● MATERIAL:
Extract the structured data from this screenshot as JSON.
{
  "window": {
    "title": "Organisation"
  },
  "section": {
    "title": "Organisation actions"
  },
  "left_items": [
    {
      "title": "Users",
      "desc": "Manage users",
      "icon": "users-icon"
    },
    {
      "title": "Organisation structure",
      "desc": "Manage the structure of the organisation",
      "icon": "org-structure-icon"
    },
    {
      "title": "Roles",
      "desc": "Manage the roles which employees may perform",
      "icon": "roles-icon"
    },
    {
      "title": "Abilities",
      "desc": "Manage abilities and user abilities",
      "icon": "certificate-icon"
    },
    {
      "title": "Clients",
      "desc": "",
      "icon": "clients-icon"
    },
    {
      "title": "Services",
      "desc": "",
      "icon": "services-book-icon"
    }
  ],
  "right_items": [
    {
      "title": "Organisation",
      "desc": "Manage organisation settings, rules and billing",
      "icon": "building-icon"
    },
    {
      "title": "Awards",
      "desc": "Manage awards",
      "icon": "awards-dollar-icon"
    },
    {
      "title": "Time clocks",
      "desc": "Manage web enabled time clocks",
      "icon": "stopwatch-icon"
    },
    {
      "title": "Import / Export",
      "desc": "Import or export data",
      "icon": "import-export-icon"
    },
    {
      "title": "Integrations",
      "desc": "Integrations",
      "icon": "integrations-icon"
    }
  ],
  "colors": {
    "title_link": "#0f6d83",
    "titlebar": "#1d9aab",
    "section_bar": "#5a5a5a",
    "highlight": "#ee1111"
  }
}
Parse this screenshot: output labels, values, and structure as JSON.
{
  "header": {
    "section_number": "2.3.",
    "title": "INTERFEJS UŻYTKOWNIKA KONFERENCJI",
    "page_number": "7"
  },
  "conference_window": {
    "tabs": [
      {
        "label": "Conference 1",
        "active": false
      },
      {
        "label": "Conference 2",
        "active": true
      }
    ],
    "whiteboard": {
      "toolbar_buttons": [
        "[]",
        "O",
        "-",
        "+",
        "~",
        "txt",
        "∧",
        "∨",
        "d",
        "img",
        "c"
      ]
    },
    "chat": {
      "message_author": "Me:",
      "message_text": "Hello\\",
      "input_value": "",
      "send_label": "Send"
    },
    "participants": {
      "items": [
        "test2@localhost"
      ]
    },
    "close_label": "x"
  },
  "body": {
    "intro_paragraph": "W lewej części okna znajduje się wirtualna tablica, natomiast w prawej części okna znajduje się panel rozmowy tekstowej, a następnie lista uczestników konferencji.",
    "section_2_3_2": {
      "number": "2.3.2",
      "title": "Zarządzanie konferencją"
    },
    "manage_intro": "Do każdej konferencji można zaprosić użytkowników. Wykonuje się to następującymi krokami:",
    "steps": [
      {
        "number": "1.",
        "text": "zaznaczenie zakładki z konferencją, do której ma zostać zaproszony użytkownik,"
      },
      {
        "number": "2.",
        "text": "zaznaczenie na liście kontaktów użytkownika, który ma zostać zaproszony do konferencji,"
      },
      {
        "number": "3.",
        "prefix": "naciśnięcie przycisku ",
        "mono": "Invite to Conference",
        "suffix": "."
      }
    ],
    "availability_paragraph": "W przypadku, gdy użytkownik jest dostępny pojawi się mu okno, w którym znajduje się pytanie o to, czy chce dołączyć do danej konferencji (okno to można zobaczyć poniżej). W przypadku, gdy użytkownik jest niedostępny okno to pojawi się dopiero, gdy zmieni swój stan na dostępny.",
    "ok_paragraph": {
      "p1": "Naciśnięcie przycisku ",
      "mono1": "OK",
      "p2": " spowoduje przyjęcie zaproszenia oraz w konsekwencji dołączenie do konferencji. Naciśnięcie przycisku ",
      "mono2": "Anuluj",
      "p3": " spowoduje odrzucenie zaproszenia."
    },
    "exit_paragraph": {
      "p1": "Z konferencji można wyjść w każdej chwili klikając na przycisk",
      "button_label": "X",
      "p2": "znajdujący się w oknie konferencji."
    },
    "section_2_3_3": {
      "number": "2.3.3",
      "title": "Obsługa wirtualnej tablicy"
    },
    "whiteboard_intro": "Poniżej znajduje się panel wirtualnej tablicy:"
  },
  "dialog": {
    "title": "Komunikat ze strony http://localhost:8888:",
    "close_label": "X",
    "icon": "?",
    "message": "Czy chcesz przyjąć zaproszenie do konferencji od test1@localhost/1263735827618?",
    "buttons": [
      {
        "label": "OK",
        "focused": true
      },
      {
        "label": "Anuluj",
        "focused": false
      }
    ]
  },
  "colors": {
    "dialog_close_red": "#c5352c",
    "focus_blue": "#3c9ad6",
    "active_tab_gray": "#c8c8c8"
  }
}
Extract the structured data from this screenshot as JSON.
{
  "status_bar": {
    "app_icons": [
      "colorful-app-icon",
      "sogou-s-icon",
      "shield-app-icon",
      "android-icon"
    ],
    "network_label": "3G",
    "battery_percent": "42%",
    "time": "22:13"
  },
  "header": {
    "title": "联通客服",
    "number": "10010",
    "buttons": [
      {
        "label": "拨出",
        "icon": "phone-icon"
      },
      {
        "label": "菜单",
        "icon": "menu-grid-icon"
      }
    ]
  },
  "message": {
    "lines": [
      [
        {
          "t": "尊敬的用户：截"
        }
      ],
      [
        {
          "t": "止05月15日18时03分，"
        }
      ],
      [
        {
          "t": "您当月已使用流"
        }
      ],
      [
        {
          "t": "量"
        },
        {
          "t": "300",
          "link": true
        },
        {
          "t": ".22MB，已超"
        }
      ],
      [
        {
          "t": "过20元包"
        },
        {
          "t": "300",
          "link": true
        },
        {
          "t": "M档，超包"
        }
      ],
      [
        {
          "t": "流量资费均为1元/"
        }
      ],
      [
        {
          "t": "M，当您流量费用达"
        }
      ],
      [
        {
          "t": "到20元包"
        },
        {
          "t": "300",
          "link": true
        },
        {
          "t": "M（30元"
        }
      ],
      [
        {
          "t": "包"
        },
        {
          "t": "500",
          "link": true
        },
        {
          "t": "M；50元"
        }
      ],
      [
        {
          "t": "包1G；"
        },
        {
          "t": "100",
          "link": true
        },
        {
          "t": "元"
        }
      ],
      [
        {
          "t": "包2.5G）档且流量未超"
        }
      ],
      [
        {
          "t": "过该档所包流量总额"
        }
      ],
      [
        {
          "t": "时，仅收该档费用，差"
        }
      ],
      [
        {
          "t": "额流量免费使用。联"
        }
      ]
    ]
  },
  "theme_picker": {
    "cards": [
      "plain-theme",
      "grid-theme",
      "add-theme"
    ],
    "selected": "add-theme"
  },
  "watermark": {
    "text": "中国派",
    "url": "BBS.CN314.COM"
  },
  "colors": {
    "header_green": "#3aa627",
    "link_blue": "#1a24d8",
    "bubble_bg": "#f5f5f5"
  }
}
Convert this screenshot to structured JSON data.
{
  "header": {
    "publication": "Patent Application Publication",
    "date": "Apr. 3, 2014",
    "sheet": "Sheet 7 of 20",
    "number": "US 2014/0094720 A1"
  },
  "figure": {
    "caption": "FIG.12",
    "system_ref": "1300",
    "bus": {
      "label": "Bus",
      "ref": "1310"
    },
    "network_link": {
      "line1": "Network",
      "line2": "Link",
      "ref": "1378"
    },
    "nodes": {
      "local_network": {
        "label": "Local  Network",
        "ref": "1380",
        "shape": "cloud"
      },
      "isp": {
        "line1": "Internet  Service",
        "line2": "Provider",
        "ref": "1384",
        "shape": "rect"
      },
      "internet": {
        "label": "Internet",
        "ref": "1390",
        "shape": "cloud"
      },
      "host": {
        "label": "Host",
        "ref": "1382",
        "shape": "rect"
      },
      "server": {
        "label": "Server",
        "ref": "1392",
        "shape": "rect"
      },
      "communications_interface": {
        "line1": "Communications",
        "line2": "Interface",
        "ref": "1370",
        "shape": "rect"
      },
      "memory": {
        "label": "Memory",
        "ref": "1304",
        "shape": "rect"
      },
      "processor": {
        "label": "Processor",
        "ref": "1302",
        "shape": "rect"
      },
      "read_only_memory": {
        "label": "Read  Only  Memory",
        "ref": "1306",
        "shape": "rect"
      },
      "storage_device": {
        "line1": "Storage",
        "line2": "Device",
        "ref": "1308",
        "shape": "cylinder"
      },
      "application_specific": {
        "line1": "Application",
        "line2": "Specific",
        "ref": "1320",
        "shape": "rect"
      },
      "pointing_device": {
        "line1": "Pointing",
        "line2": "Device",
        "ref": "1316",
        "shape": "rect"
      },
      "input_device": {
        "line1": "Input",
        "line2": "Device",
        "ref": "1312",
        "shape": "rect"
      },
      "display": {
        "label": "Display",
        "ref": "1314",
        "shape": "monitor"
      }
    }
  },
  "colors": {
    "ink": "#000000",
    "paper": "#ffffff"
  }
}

● SET EXERCISE: Count every line above that holds the word "panel", and state the number and nothing more.

● EXERCISE OUTPUT: 2